======== Data supplied ========

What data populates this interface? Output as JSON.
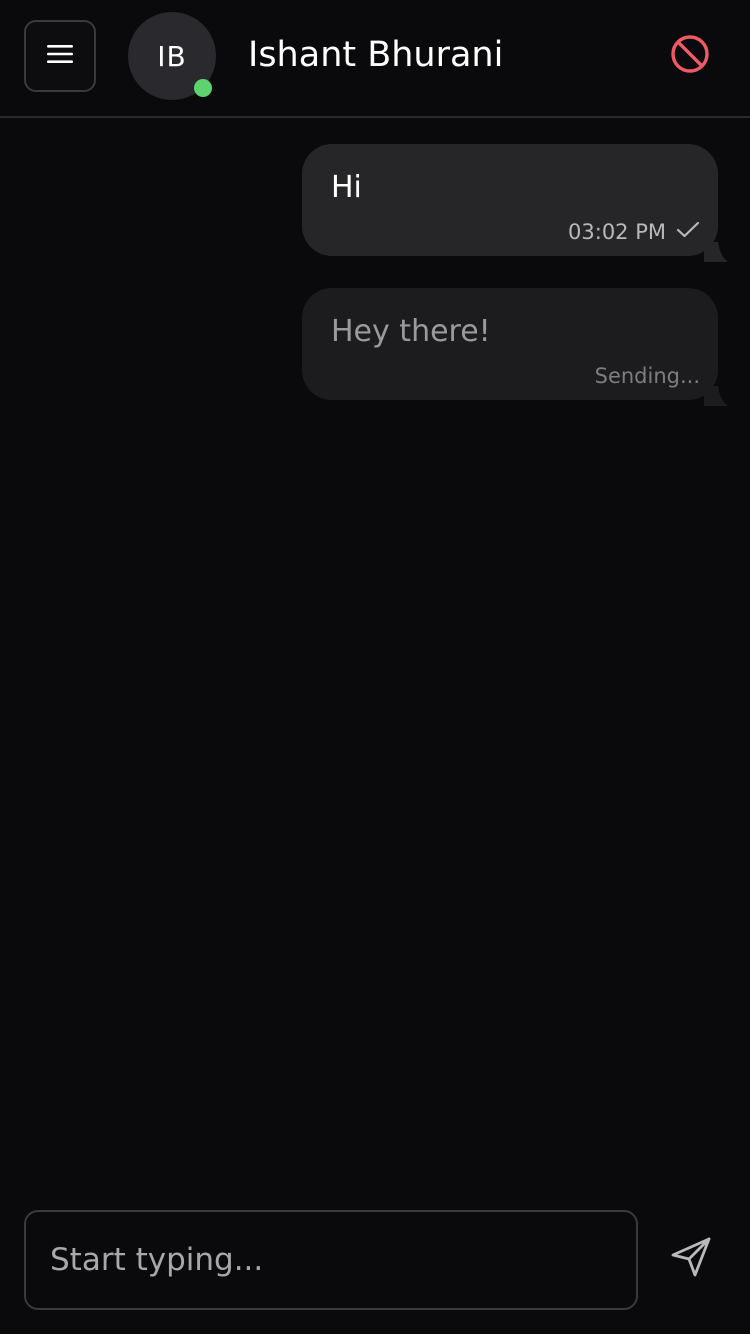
{
  "header": {
    "menu_icon": "hamburger-menu-icon",
    "avatar_initials": "IB",
    "contact_name": "Ishant Bhurani",
    "online_status_color": "#5ed26c",
    "block_icon": "block-icon",
    "block_icon_color": "#ef5a66"
  },
  "messages": [
    {
      "text": "Hi",
      "time": "03:02 PM",
      "status": "sent",
      "status_icon": "checkmark-icon"
    },
    {
      "text": "Hey there!",
      "status_text": "Sending..."
    }
  ],
  "composer": {
    "placeholder": "Start typing...",
    "value": "",
    "send_icon": "send-icon"
  }
}
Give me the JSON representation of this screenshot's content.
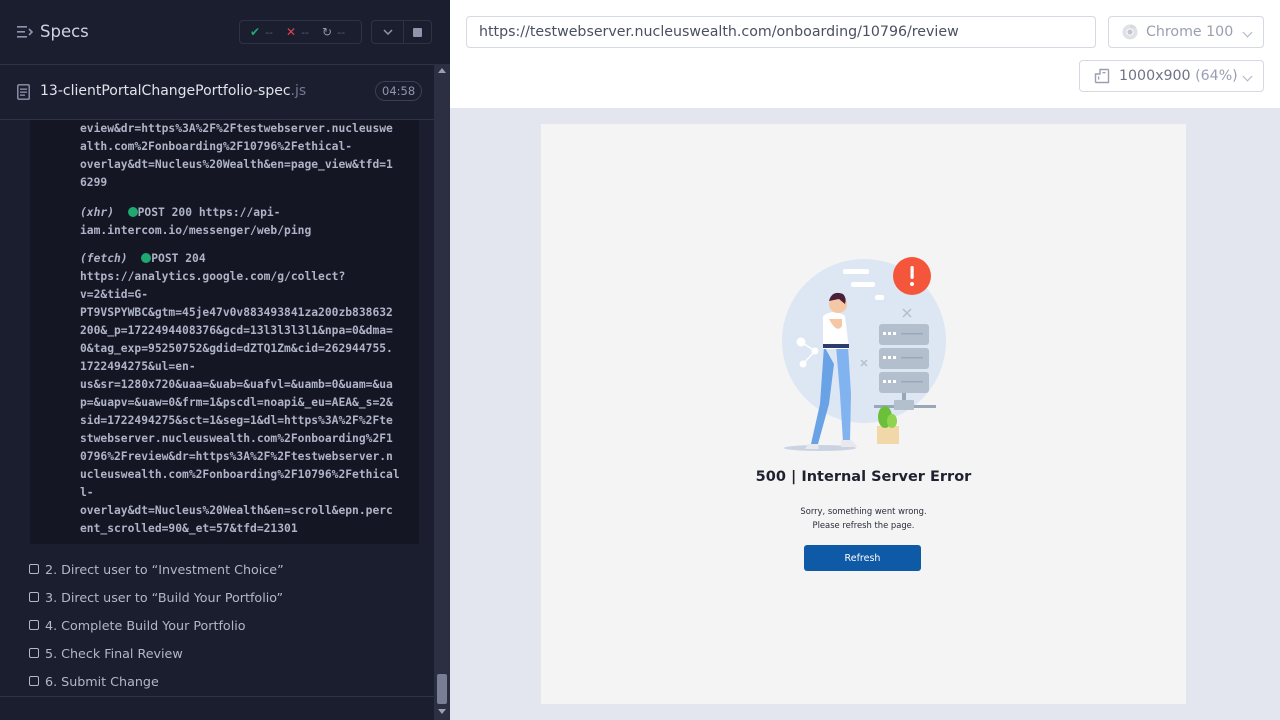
{
  "sidebar": {
    "title": "Specs",
    "stats": {
      "passed": "--",
      "failed": "--",
      "pending": "--"
    },
    "spec_file": {
      "name": "13-clientPortalChangePortfolio-spec",
      "ext": ".js",
      "duration": "04:58"
    },
    "log_lines": [
      "eview&dr=https%3A%2F%2Ftestwebserver.nucleuswe",
      "alth.com%2Fonboarding%2F10796%2Fethical-",
      "overlay&dt=Nucleus%20Wealth&en=page_view&tfd=1",
      "6299",
      "",
      "(xhr)  ● POST 200 https://api-",
      "iam.intercom.io/messenger/web/ping",
      "",
      "(fetch)  ● POST 204",
      "https://analytics.google.com/g/collect?",
      "v=2&tid=G-",
      "PT9VSPYWBC&gtm=45je47v0v883493841za200zb838632",
      "200&_p=1722494408376&gcd=13l3l3l3l1&npa=0&dma=",
      "0&tag_exp=95250752&gdid=dZTQ1Zm&cid=262944755.",
      "1722494275&ul=en-",
      "us&sr=1280x720&uaa=&uab=&uafvl=&uamb=0&uam=&ua",
      "p=&uapv=&uaw=0&frm=1&pscdl=noapi&_eu=AEA&_s=2&",
      "sid=1722494275&sct=1&seg=1&dl=https%3A%2F%2Fte",
      "stwebserver.nucleuswealth.com%2Fonboarding%2F1",
      "0796%2Freview&dr=https%3A%2F%2Ftestwebserver.n",
      "ucleuswealth.com%2Fonboarding%2F10796%2Fethical",
      "l-",
      "overlay&dt=Nucleus%20Wealth&en=scroll&epn.perc",
      "ent_scrolled=90&_et=57&tfd=21301"
    ],
    "xhr": {
      "type": "(xhr)",
      "method_status": "POST 200",
      "url": "https://api-"
    },
    "fetch": {
      "type": "(fetch)",
      "method_status": "POST 204"
    },
    "steps": [
      "2. Direct user to “Investment Choice”",
      "3. Direct user to “Build Your Portfolio”",
      "4. Complete Build Your Portfolio",
      "5. Check Final Review",
      "6. Submit Change"
    ]
  },
  "browser": {
    "url": "https://testwebserver.nucleuswealth.com/onboarding/10796/review",
    "name": "Chrome 100",
    "viewport": "1000x900",
    "scale": "(64%)"
  },
  "app": {
    "error_title": "500 | Internal Server Error",
    "error_line1": "Sorry, something went wrong.",
    "error_line2": "Please refresh the page.",
    "refresh_label": "Refresh"
  },
  "colors": {
    "pass": "#1fa971",
    "fail": "#e2434d",
    "accent": "#0f5aa6",
    "alert": "#f4563c"
  }
}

========

Write out every record above exactly as it stands, but leave out the pictures.

__Task solution__.
What data populates this interface? Output as JSON.
{
  "header": {
    "menu_icon": "hamburger-menu-icon",
    "avatar_initials": "IB",
    "contact_name": "Ishant Bhurani",
    "online_status_color": "#5ed26c",
    "block_icon": "block-icon",
    "block_icon_color": "#ef5a66"
  },
  "messages": [
    {
      "text": "Hi",
      "time": "03:02 PM",
      "status": "sent",
      "status_icon": "checkmark-icon"
    },
    {
      "text": "Hey there!",
      "status_text": "Sending..."
    }
  ],
  "composer": {
    "placeholder": "Start typing...",
    "value": "",
    "send_icon": "send-icon"
  }
}
Give me the JSON representation of this screenshot's content.
{
  "sidebar": {
    "title": "Specs",
    "stats": {
      "passed": "--",
      "failed": "--",
      "pending": "--"
    },
    "spec_file": {
      "name": "13-clientPortalChangePortfolio-spec",
      "ext": ".js",
      "duration": "04:58"
    },
    "log_lines": [
      "eview&dr=https%3A%2F%2Ftestwebserver.nucleuswe",
      "alth.com%2Fonboarding%2F10796%2Fethical-",
      "overlay&dt=Nucleus%20Wealth&en=page_view&tfd=1",
      "6299",
      "",
      "(xhr)  ● POST 200 https://api-",
      "iam.intercom.io/messenger/web/ping",
      "",
      "(fetch)  ● POST 204",
      "https://analytics.google.com/g/collect?",
      "v=2&tid=G-",
      "PT9VSPYWBC&gtm=45je47v0v883493841za200zb838632",
      "200&_p=1722494408376&gcd=13l3l3l3l1&npa=0&dma=",
      "0&tag_exp=95250752&gdid=dZTQ1Zm&cid=262944755.",
      "1722494275&ul=en-",
      "us&sr=1280x720&uaa=&uab=&uafvl=&uamb=0&uam=&ua",
      "p=&uapv=&uaw=0&frm=1&pscdl=noapi&_eu=AEA&_s=2&",
      "sid=1722494275&sct=1&seg=1&dl=https%3A%2F%2Fte",
      "stwebserver.nucleuswealth.com%2Fonboarding%2F1",
      "0796%2Freview&dr=https%3A%2F%2Ftestwebserver.n",
      "ucleuswealth.com%2Fonboarding%2F10796%2Fethical",
      "l-",
      "overlay&dt=Nucleus%20Wealth&en=scroll&epn.perc",
      "ent_scrolled=90&_et=57&tfd=21301"
    ],
    "xhr": {
      "type": "(xhr)",
      "method_status": "POST 200",
      "url": "https://api-"
    },
    "fetch": {
      "type": "(fetch)",
      "method_status": "POST 204"
    },
    "steps": [
      "2. Direct user to “Investment Choice”",
      "3. Direct user to “Build Your Portfolio”",
      "4. Complete Build Your Portfolio",
      "5. Check Final Review",
      "6. Submit Change"
    ]
  },
  "browser": {
    "url": "https://testwebserver.nucleuswealth.com/onboarding/10796/review",
    "name": "Chrome 100",
    "viewport": "1000x900",
    "scale": "(64%)"
  },
  "app": {
    "error_title": "500 | Internal Server Error",
    "error_line1": "Sorry, something went wrong.",
    "error_line2": "Please refresh the page.",
    "refresh_label": "Refresh"
  },
  "colors": {
    "pass": "#1fa971",
    "fail": "#e2434d",
    "accent": "#0f5aa6",
    "alert": "#f4563c"
  }
}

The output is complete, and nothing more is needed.